**Written instruction:**
Copy out all lines of the records in which the word "from" appears.

**Data for the task:**
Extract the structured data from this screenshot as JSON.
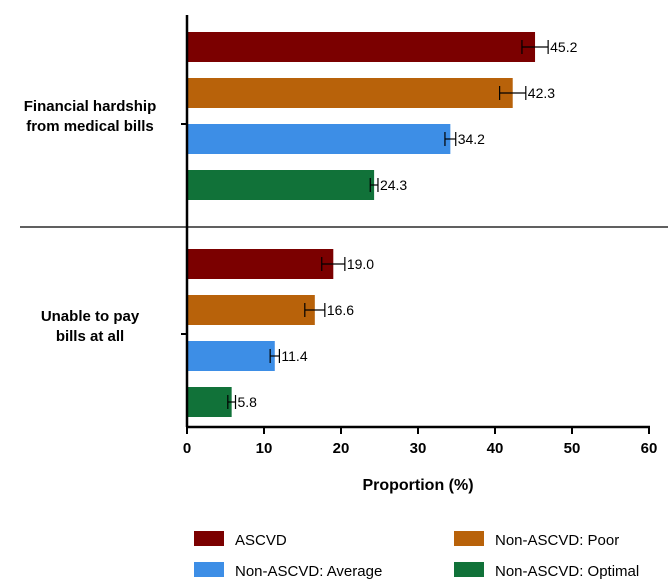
{
  "chart_data": {
    "type": "bar",
    "orientation": "horizontal",
    "title": "",
    "xlabel": "Proportion (%)",
    "ylabel": "",
    "xlim": [
      0,
      60
    ],
    "x_ticks": [
      "0",
      "10",
      "20",
      "30",
      "40",
      "50",
      "60"
    ],
    "grid": false,
    "legend_position": "bottom",
    "groups": [
      {
        "label_lines": [
          "Financial hardship",
          "from medical bills"
        ]
      },
      {
        "label_lines": [
          "Unable to pay",
          "bills at all"
        ]
      }
    ],
    "series": [
      {
        "name": "ASCVD",
        "color": "#7b0000",
        "values": [
          45.2,
          19.0
        ],
        "labels": [
          "45.2",
          "19.0"
        ],
        "err_low": [
          43.5,
          17.5
        ],
        "err_high": [
          46.9,
          20.5
        ]
      },
      {
        "name": "Non-ASCVD: Poor",
        "color": "#b8620a",
        "values": [
          42.3,
          16.6
        ],
        "labels": [
          "42.3",
          "16.6"
        ],
        "err_low": [
          40.6,
          15.3
        ],
        "err_high": [
          44.0,
          17.9
        ]
      },
      {
        "name": "Non-ASCVD: Average",
        "color": "#3d8ee6",
        "values": [
          34.2,
          11.4
        ],
        "labels": [
          "34.2",
          "11.4"
        ],
        "err_low": [
          33.5,
          10.8
        ],
        "err_high": [
          34.9,
          12.0
        ]
      },
      {
        "name": "Non-ASCVD: Optimal",
        "color": "#117239",
        "values": [
          24.3,
          5.8
        ],
        "labels": [
          "24.3",
          "5.8"
        ],
        "err_low": [
          23.8,
          5.3
        ],
        "err_high": [
          24.8,
          6.3
        ]
      }
    ]
  }
}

**Answer to the exercise:**
Extract the structured data from this screenshot as JSON.
          "from medical bills"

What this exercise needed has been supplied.